**Work to be completed:**
Can you output the material exactly as written, minus any pictures it holds?

--- begin ---

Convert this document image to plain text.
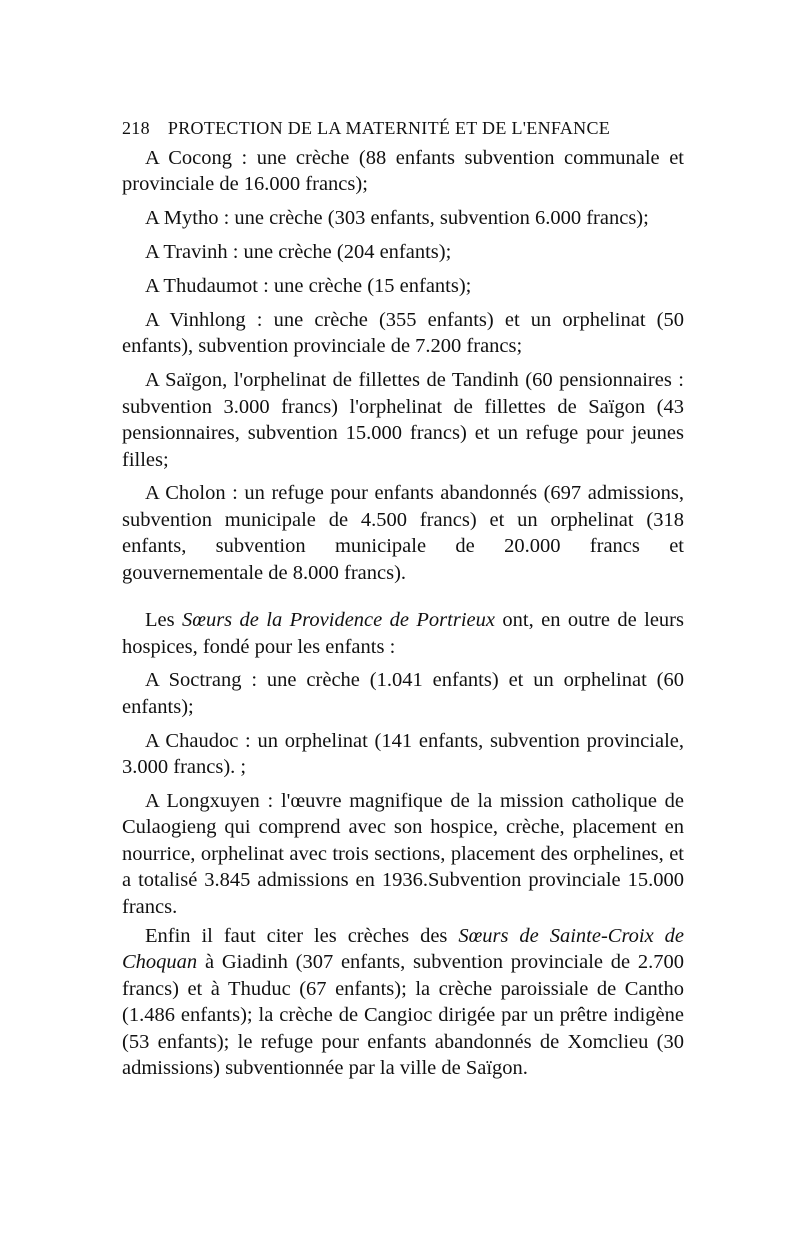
218 PROTECTION DE LA MATERNITÉ ET DE L'ENFANCE

A Cocong : une crèche (88 enfants subvention communale et provinciale de 16.000 francs);

A Mytho : une crèche (303 enfants, subvention 6.000 francs);

A Travinh : une crèche (204 enfants);

A Thudaumot : une crèche (15 enfants);

A Vinhlong : une crèche (355 enfants) et un orphelinat (50 enfants), subvention provinciale de 7.200 francs;

A Saïgon, l'orphelinat de fillettes de Tandinh (60 pensionnaires : subvention 3.000 francs) l'orphelinat de fillettes de Saïgon (43 pensionnaires, subvention 15.000 francs) et un refuge pour jeunes filles;

A Cholon : un refuge pour enfants abandonnés (697 admissions, subvention municipale de 4.500 francs) et un orphelinat (318 enfants, subvention municipale de 20.000 francs et gouvernementale de 8.000 francs).

Les Sœurs de la Providence de Portrieux ont, en outre de leurs hospices, fondé pour les enfants :

A Soctrang : une crèche (1.041 enfants) et un orphelinat (60 enfants);

A Chaudoc : un orphelinat (141 enfants, subvention provinciale, 3.000 francs). ;

A Longxuyen : l'œuvre magnifique de la mission catholique de Culaogieng qui comprend avec son hospice, crèche, placement en nourrice, orphelinat avec trois sections, placement des orphelines, et a totalisé 3.845 admissions en 1936.Subvention provinciale 15.000 francs.

Enfin il faut citer les crèches des Sœurs de Sainte-Croix de Choquan à Giadinh (307 enfants, subvention provinciale de 2.700 francs) et à Thuduc (67 enfants); la crèche paroissiale de Cantho (1.486 enfants); la crèche de Cangioc dirigée par un prêtre indigène (53 enfants); le refuge pour enfants abandonnés de Xomclieu (30 admissions) subventionnée par la ville de Saïgon.
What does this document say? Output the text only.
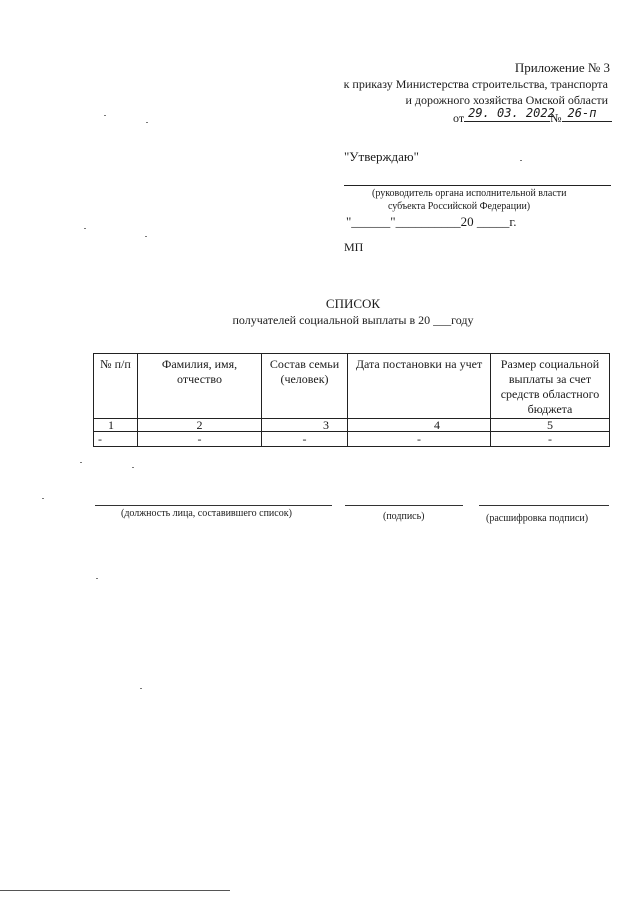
Приложение № 3
к приказу Министерства строительства, транспорта
и дорожного хозяйства Омской области
от 29. 03. 2022
№ 26-п
"Утверждаю"
(руководитель органа исполнительной власти
субъекта Российской Федерации)
"______"__________20 _____г.
МП
СПИСОК
получателей социальной выплаты в 20 ___году
№ п/п	Фамилия, имя, отчество	Состав семьи (человек)	Дата постановки на учет	Размер социальной выплаты за счет средств областного бюджета
1	2	3	4	5
-	-	-	-	-
(должность лица, составившего список)	(подпись)	(расшифровка подписи)
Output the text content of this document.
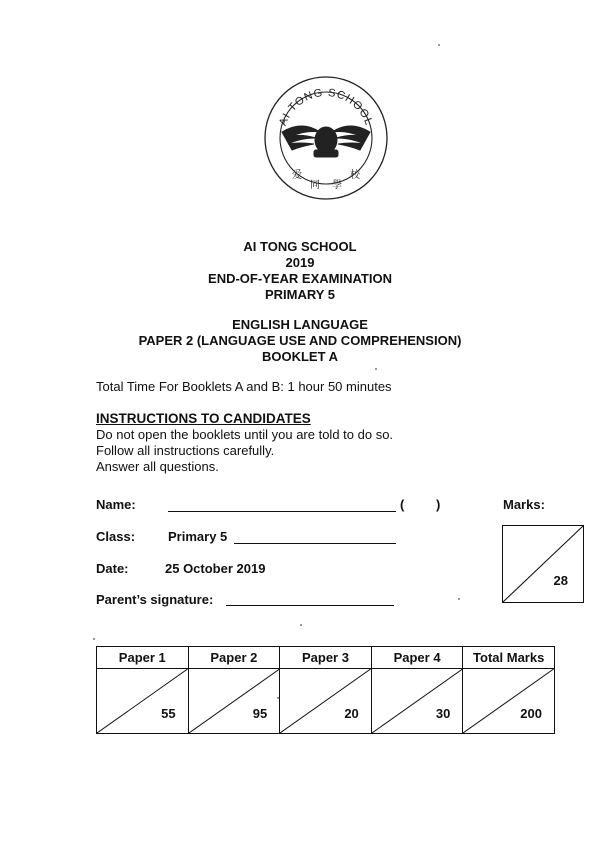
AI TONG SCHOOL
爱
同 學
校
AI TONG SCHOOL
2019
END-OF-YEAR EXAMINATION
PRIMARY 5
ENGLISH LANGUAGE
PAPER 2 (LANGUAGE USE AND COMPREHENSION)
BOOKLET A
Total Time For Booklets A and B: 1 hour 50 minutes
INSTRUCTIONS TO CANDIDATES
Do not open the booklets until you are told to do so.
Follow all instructions carefully.
Answer all questions.
Name:	( )	Marks:
28
Class:	Primary 5
Date:	25 October 2019
Parent’s signature:
Paper 1	Paper 2	Paper 3	Paper 4	Total Marks

55	95	20	30	200
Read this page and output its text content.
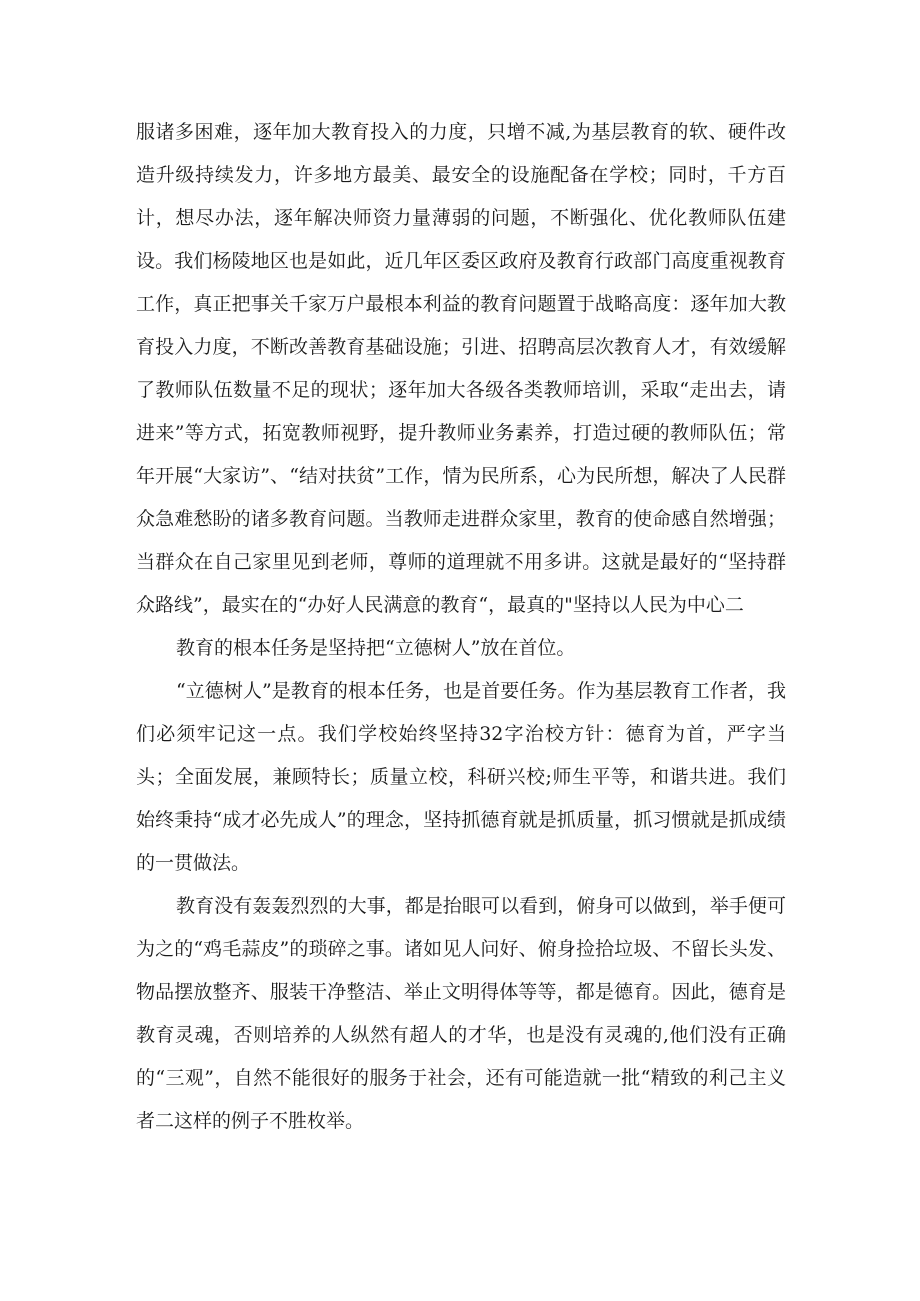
服诸多困难，逐年加大教育投入的力度，只增不减,为基层教育的软、硬件改造升级持续发力，许多地方最美、最安全的设施配备在学校；同时，千方百计，想尽办法，逐年解决师资力量薄弱的问题，不断强化、优化教师队伍建设。我们杨陵地区也是如此，近几年区委区政府及教育行政部门高度重视教育工作，真正把事关千家万户最根本利益的教育问题置于战略高度：逐年加大教育投入力度，不断改善教育基础设施；引进、招聘高层次教育人才，有效缓解了教师队伍数量不足的现状；逐年加大各级各类教师培训，采取“走出去，请进来”等方式，拓宽教师视野，提升教师业务素养，打造过硬的教师队伍；常年开展“大家访”、“结对扶贫”工作，情为民所系，心为民所想，解决了人民群众急难愁盼的诸多教育问题。当教师走进群众家里，教育的使命感自然增强；当群众在自己家里见到老师，尊师的道理就不用多讲。这就是最好的“坚持群众路线”，最实在的“办好人民满意的教育“，最真的"坚持以人民为中心二

教育的根本任务是坚持把“立德树人”放在首位。

“立德树人”是教育的根本任务，也是首要任务。作为基层教育工作者，我们必须牢记这一点。我们学校始终坚持32字治校方针：德育为首，严字当头；全面发展，兼顾特长；质量立校，科研兴校;师生平等，和谐共进。我们始终秉持“成才必先成人”的理念，坚持抓德育就是抓质量，抓习惯就是抓成绩的一贯做法。

教育没有轰轰烈烈的大事，都是抬眼可以看到，俯身可以做到，举手便可为之的“鸡毛蒜皮”的琐碎之事。诸如见人问好、俯身捡拾垃圾、不留长头发、物品摆放整齐、服装干净整洁、举止文明得体等等，都是德育。因此，德育是教育灵魂，否则培养的人纵然有超人的才华，也是没有灵魂的,他们没有正确的“三观”，自然不能很好的服务于社会，还有可能造就一批“精致的利己主义者二这样的例子不胜枚举。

--- end ---

**Answer to this task:**
Convert this document image to plain text.
218 PROTECTION DE LA MATERNITÉ ET DE L'ENFANCE

A Cocong : une crèche (88 enfants subvention communale et provinciale de 16.000 francs);

A Mytho : une crèche (303 enfants, subvention 6.000 francs);

A Travinh : une crèche (204 enfants);

A Thudaumot : une crèche (15 enfants);

A Vinhlong : une crèche (355 enfants) et un orphelinat (50 enfants), subvention provinciale de 7.200 francs;

A Saïgon, l'orphelinat de fillettes de Tandinh (60 pensionnaires : subvention 3.000 francs) l'orphelinat de fillettes de Saïgon (43 pensionnaires, subvention 15.000 francs) et un refuge pour jeunes filles;

A Cholon : un refuge pour enfants abandonnés (697 admissions, subvention municipale de 4.500 francs) et un orphelinat (318 enfants, subvention municipale de 20.000 francs et gouvernementale de 8.000 francs).

Les Sœurs de la Providence de Portrieux ont, en outre de leurs hospices, fondé pour les enfants :

A Soctrang : une crèche (1.041 enfants) et un orphelinat (60 enfants);

A Chaudoc : un orphelinat (141 enfants, subvention provinciale, 3.000 francs). ;

A Longxuyen : l'œuvre magnifique de la mission catholique de Culaogieng qui comprend avec son hospice, crèche, placement en nourrice, orphelinat avec trois sections, placement des orphelines, et a totalisé 3.845 admissions en 1936.Subvention provinciale 15.000 francs.

Enfin il faut citer les crèches des Sœurs de Sainte-Croix de Choquan à Giadinh (307 enfants, subvention provinciale de 2.700 francs) et à Thuduc (67 enfants); la crèche paroissiale de Cantho (1.486 enfants); la crèche de Cangioc dirigée par un prêtre indigène (53 enfants); le refuge pour enfants abandonnés de Xomclieu (30 admissions) subventionnée par la ville de Saïgon.
What does this document say? Output the text only.
Приложение № 3
к приказу Министерства строительства, транспорта
и дорожного хозяйства Омской области
от 29. 03. 2022
№ 26-п
"Утверждаю"
(руководитель органа исполнительной власти
субъекта Российской Федерации)
"______"__________20 _____г.
МП
СПИСОК
получателей социальной выплаты в 20 ___году
№ п/п	Фамилия, имя, отчество	Состав семьи (человек)	Дата постановки на учет	Размер социальной выплаты за счет средств областного бюджета
1	2	3	4	5
-	-	-	-	-
(должность лица, составившего список)	(подпись)	(расшифровка подписи)
Output the text content of this document.
AI TONG SCHOOL
爱
同 學
校
AI TONG SCHOOL
2019
END-OF-YEAR EXAMINATION
PRIMARY 5
ENGLISH LANGUAGE
PAPER 2 (LANGUAGE USE AND COMPREHENSION)
BOOKLET A
Total Time For Booklets A and B: 1 hour 50 minutes
INSTRUCTIONS TO CANDIDATES
Do not open the booklets until you are told to do so.
Follow all instructions carefully.
Answer all questions.
Name:	( )	Marks:
28
Class:	Primary 5
Date:	25 October 2019
Parent’s signature:
Paper 1	Paper 2	Paper 3	Paper 4	Total Marks

55	95	20	30	200
Read this page and output its text content.
服诸多困难，逐年加大教育投入的力度，只增不减,为基层教育的软、硬件改造升级持续发力，许多地方最美、最安全的设施配备在学校；同时，千方百计，想尽办法，逐年解决师资力量薄弱的问题，不断强化、优化教师队伍建设。我们杨陵地区也是如此，近几年区委区政府及教育行政部门高度重视教育工作，真正把事关千家万户最根本利益的教育问题置于战略高度：逐年加大教育投入力度，不断改善教育基础设施；引进、招聘高层次教育人才，有效缓解了教师队伍数量不足的现状；逐年加大各级各类教师培训，采取“走出去，请进来”等方式，拓宽教师视野，提升教师业务素养，打造过硬的教师队伍；常年开展“大家访”、“结对扶贫”工作，情为民所系，心为民所想，解决了人民群众急难愁盼的诸多教育问题。当教师走进群众家里，教育的使命感自然增强；当群众在自己家里见到老师，尊师的道理就不用多讲。这就是最好的“坚持群众路线”，最实在的“办好人民满意的教育“，最真的"坚持以人民为中心二

教育的根本任务是坚持把“立德树人”放在首位。

“立德树人”是教育的根本任务，也是首要任务。作为基层教育工作者，我们必须牢记这一点。我们学校始终坚持32字治校方针：德育为首，严字当头；全面发展，兼顾特长；质量立校，科研兴校;师生平等，和谐共进。我们始终秉持“成才必先成人”的理念，坚持抓德育就是抓质量，抓习惯就是抓成绩的一贯做法。

教育没有轰轰烈烈的大事，都是抬眼可以看到，俯身可以做到，举手便可为之的“鸡毛蒜皮”的琐碎之事。诸如见人问好、俯身捡拾垃圾、不留长头发、物品摆放整齐、服装干净整洁、举止文明得体等等，都是德育。因此，德育是教育灵魂，否则培养的人纵然有超人的才华，也是没有灵魂的,他们没有正确的“三观”，自然不能很好的服务于社会，还有可能造就一批“精致的利己主义者二这样的例子不胜枚举。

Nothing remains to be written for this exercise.